> _What this task involves_:
Which lines hold the word "type"? Copy each of them.

> _Structured figure records_:
↓↓↓

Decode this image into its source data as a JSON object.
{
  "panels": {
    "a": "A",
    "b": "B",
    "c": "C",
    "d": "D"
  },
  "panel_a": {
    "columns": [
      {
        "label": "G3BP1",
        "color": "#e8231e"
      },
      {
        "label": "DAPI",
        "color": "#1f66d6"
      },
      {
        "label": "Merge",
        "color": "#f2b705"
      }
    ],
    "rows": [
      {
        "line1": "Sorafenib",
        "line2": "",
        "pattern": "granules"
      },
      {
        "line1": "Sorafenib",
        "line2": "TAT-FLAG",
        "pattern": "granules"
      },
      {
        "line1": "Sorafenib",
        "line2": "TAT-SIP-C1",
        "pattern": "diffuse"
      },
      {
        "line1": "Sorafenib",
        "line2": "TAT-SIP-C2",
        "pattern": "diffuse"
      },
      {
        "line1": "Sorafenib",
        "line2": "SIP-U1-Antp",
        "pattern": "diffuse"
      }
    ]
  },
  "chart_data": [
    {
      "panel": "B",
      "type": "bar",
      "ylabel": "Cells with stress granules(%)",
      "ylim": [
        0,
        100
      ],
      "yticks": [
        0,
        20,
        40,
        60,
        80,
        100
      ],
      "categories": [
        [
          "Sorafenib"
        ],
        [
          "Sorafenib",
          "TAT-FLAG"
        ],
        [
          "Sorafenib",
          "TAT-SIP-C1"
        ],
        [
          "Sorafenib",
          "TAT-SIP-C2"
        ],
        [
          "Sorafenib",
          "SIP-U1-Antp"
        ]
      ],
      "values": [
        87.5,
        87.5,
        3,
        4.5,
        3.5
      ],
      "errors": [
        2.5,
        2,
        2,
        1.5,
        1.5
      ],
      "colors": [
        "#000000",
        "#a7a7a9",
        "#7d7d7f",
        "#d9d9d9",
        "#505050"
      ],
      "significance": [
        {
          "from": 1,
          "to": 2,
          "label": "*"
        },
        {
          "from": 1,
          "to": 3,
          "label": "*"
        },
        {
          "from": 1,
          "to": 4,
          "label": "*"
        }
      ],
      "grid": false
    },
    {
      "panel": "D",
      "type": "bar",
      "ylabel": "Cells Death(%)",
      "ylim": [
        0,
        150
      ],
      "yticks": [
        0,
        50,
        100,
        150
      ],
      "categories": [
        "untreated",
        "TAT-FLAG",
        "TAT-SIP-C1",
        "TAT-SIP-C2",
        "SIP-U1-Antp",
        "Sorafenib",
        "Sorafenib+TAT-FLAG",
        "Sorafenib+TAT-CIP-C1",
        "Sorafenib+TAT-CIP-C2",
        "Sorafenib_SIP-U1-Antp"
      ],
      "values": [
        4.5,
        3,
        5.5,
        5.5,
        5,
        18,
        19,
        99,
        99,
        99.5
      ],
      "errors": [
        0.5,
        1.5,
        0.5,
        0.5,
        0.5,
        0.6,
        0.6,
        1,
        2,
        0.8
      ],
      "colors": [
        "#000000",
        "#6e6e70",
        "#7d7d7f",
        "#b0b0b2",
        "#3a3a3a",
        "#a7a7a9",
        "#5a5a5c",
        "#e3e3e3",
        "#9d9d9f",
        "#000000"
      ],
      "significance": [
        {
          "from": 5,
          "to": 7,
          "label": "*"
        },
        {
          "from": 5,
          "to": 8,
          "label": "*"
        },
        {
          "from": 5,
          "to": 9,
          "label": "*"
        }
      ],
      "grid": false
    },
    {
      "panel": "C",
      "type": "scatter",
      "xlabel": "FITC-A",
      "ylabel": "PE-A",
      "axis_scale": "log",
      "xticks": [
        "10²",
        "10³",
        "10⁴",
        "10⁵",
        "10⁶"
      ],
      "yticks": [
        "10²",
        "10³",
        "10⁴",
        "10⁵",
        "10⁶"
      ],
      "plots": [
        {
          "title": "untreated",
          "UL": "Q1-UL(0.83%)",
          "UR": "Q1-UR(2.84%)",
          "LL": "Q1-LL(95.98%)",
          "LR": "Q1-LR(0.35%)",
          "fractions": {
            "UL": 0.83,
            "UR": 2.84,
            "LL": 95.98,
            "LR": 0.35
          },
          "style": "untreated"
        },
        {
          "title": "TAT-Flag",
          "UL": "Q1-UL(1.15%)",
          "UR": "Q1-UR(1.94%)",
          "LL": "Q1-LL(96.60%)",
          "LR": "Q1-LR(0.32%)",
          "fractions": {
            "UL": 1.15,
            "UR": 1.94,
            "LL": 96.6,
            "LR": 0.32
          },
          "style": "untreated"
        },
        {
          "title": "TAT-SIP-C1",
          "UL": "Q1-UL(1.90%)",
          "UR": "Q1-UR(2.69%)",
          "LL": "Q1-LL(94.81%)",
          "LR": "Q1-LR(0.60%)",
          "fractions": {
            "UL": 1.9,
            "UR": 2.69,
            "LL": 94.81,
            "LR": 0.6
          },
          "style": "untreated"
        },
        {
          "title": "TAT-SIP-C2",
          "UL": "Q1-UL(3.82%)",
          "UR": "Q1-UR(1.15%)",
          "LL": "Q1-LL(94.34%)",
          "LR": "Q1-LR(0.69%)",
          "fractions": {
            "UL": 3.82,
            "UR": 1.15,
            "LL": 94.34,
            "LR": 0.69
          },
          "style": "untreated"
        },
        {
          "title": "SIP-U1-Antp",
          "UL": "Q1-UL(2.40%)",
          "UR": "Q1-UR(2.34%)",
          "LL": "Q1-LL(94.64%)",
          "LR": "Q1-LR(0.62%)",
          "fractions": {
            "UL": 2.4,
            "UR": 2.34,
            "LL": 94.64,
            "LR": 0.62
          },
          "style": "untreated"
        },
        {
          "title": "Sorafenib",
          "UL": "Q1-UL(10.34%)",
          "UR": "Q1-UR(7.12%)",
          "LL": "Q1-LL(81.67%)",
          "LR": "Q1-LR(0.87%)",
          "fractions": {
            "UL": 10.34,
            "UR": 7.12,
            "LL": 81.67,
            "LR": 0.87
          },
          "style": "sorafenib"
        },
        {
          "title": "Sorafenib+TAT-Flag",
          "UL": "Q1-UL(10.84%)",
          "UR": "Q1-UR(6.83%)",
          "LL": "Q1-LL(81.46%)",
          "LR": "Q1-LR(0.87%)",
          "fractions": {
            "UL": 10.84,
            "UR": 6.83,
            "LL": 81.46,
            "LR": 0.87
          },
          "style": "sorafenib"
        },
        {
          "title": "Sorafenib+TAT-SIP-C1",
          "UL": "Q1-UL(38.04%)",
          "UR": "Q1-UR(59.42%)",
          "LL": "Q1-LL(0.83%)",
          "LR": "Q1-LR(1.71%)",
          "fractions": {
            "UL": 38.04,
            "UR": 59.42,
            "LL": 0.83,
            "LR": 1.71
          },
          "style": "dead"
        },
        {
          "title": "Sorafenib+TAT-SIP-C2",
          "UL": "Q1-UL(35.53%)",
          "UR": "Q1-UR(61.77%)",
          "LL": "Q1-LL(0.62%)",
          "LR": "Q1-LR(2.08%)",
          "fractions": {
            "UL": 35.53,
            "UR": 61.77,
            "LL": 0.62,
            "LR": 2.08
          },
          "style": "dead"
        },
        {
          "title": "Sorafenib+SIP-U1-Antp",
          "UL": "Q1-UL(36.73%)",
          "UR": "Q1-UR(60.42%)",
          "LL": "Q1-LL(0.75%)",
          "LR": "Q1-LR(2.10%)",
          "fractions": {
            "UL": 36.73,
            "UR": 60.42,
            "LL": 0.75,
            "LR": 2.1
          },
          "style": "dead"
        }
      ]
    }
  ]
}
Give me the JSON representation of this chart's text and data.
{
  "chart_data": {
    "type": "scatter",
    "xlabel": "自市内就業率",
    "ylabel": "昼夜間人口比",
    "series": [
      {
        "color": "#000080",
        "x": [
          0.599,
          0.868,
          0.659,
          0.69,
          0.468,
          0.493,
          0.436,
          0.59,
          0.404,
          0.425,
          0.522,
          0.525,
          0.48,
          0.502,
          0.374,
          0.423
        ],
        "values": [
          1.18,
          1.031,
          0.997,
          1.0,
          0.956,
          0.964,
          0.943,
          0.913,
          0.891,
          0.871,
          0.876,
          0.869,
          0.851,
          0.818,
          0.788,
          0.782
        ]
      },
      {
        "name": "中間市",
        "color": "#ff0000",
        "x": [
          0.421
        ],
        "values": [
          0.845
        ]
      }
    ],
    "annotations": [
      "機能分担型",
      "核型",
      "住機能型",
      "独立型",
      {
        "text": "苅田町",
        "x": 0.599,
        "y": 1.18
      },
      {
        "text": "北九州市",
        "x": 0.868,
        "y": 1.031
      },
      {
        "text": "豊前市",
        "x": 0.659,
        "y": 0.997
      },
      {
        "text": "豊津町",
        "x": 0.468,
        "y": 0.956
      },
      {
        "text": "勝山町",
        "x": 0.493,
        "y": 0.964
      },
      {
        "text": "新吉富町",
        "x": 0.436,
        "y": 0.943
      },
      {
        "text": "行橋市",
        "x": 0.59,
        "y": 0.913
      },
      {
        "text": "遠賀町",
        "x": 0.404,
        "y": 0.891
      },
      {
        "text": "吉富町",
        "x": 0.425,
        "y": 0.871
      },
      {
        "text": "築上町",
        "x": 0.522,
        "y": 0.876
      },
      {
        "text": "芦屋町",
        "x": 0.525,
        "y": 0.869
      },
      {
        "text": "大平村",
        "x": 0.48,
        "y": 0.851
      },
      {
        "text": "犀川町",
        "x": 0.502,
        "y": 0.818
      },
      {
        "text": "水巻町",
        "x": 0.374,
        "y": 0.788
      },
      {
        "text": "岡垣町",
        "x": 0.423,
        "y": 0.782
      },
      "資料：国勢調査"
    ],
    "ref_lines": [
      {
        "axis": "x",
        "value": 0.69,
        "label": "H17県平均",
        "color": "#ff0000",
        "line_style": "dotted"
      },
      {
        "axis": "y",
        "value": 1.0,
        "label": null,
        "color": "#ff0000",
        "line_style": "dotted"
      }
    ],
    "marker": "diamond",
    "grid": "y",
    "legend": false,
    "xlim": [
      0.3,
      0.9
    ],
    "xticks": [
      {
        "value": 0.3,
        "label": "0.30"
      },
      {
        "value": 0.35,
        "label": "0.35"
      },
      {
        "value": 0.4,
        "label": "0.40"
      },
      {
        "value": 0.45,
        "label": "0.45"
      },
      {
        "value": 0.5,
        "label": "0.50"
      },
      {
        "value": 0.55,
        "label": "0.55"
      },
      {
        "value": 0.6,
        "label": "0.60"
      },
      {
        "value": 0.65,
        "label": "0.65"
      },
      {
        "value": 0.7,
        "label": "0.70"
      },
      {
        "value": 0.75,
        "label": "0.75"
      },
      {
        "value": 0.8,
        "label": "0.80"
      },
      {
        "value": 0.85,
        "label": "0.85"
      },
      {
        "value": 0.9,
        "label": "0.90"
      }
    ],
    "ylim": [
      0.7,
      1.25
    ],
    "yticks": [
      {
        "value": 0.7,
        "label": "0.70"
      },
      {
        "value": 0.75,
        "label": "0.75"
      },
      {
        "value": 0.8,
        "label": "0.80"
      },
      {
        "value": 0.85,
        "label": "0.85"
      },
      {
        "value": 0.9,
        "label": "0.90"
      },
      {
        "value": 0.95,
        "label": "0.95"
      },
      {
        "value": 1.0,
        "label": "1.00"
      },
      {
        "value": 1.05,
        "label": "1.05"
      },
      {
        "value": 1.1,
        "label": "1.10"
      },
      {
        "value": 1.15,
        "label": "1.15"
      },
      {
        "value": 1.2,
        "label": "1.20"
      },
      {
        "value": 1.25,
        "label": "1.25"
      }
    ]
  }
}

↑↑↑

> _Correct response_:
      "type": "bar",
      "type": "bar",
      "type": "scatter",
    "type": "scatter",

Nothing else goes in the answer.